* The exercise
Transcribe the entries that follow, word for word.

-- START Supplied entries --

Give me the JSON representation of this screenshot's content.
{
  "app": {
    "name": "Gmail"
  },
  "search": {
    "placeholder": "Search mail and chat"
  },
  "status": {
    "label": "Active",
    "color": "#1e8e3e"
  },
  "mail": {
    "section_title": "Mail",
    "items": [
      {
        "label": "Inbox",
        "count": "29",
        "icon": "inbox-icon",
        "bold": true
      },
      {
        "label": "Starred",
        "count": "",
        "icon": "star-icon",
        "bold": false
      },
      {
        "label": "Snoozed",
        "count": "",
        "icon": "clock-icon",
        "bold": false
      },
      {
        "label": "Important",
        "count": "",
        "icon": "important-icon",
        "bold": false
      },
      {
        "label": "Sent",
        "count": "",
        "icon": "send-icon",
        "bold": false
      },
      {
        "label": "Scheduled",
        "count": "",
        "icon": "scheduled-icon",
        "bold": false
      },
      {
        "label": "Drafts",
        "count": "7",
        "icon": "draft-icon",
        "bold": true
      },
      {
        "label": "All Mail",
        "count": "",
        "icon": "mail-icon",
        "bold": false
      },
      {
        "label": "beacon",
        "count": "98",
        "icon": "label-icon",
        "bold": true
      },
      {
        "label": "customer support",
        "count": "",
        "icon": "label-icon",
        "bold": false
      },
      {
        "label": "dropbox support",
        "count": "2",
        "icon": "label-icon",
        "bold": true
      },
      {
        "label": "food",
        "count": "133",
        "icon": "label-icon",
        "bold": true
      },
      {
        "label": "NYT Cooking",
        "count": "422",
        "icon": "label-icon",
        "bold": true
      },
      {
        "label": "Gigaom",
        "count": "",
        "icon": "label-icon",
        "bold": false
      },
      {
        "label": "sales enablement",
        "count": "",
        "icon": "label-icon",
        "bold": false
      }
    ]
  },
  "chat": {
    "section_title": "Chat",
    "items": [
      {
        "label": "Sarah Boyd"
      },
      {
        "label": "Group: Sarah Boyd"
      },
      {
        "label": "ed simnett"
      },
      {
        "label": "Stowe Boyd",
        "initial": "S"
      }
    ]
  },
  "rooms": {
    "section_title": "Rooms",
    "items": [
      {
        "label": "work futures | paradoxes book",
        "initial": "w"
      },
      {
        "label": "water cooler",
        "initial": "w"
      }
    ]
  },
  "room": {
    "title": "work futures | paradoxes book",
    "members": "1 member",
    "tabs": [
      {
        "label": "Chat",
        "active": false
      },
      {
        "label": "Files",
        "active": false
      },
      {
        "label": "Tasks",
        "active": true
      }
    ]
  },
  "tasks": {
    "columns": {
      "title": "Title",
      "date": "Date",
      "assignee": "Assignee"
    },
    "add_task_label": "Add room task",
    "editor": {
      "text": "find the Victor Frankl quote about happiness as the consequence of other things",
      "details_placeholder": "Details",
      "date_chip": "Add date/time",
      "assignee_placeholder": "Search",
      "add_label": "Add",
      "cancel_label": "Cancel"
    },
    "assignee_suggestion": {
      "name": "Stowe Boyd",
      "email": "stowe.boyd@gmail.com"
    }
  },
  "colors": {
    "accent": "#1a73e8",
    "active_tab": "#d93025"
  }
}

-- END Supplied entries --

* Answer to this task
Give me the JSON representation of this screenshot's content.
{
  "app": {
    "name": "Gmail"
  },
  "search": {
    "placeholder": "Search mail and chat"
  },
  "status": {
    "label": "Active",
    "color": "#1e8e3e"
  },
  "mail": {
    "section_title": "Mail",
    "items": [
      {
        "label": "Inbox",
        "count": "29",
        "icon": "inbox-icon",
        "bold": true
      },
      {
        "label": "Starred",
        "count": "",
        "icon": "star-icon",
        "bold": false
      },
      {
        "label": "Snoozed",
        "count": "",
        "icon": "clock-icon",
        "bold": false
      },
      {
        "label": "Important",
        "count": "",
        "icon": "important-icon",
        "bold": false
      },
      {
        "label": "Sent",
        "count": "",
        "icon": "send-icon",
        "bold": false
      },
      {
        "label": "Scheduled",
        "count": "",
        "icon": "scheduled-icon",
        "bold": false
      },
      {
        "label": "Drafts",
        "count": "7",
        "icon": "draft-icon",
        "bold": true
      },
      {
        "label": "All Mail",
        "count": "",
        "icon": "mail-icon",
        "bold": false
      },
      {
        "label": "beacon",
        "count": "98",
        "icon": "label-icon",
        "bold": true
      },
      {
        "label": "customer support",
        "count": "",
        "icon": "label-icon",
        "bold": false
      },
      {
        "label": "dropbox support",
        "count": "2",
        "icon": "label-icon",
        "bold": true
      },
      {
        "label": "food",
        "count": "133",
        "icon": "label-icon",
        "bold": true
      },
      {
        "label": "NYT Cooking",
        "count": "422",
        "icon": "label-icon",
        "bold": true
      },
      {
        "label": "Gigaom",
        "count": "",
        "icon": "label-icon",
        "bold": false
      },
      {
        "label": "sales enablement",
        "count": "",
        "icon": "label-icon",
        "bold": false
      }
    ]
  },
  "chat": {
    "section_title": "Chat",
    "items": [
      {
        "label": "Sarah Boyd"
      },
      {
        "label": "Group: Sarah Boyd"
      },
      {
        "label": "ed simnett"
      },
      {
        "label": "Stowe Boyd",
        "initial": "S"
      }
    ]
  },
  "rooms": {
    "section_title": "Rooms",
    "items": [
      {
        "label": "work futures | paradoxes book",
        "initial": "w"
      },
      {
        "label": "water cooler",
        "initial": "w"
      }
    ]
  },
  "room": {
    "title": "work futures | paradoxes book",
    "members": "1 member",
    "tabs": [
      {
        "label": "Chat",
        "active": false
      },
      {
        "label": "Files",
        "active": false
      },
      {
        "label": "Tasks",
        "active": true
      }
    ]
  },
  "tasks": {
    "columns": {
      "title": "Title",
      "date": "Date",
      "assignee": "Assignee"
    },
    "add_task_label": "Add room task",
    "editor": {
      "text": "find the Victor Frankl quote about happiness as the consequence of other things",
      "details_placeholder": "Details",
      "date_chip": "Add date/time",
      "assignee_placeholder": "Search",
      "add_label": "Add",
      "cancel_label": "Cancel"
    },
    "assignee_suggestion": {
      "name": "Stowe Boyd",
      "email": "stowe.boyd@gmail.com"
    }
  },
  "colors": {
    "accent": "#1a73e8",
    "active_tab": "#d93025"
  }
}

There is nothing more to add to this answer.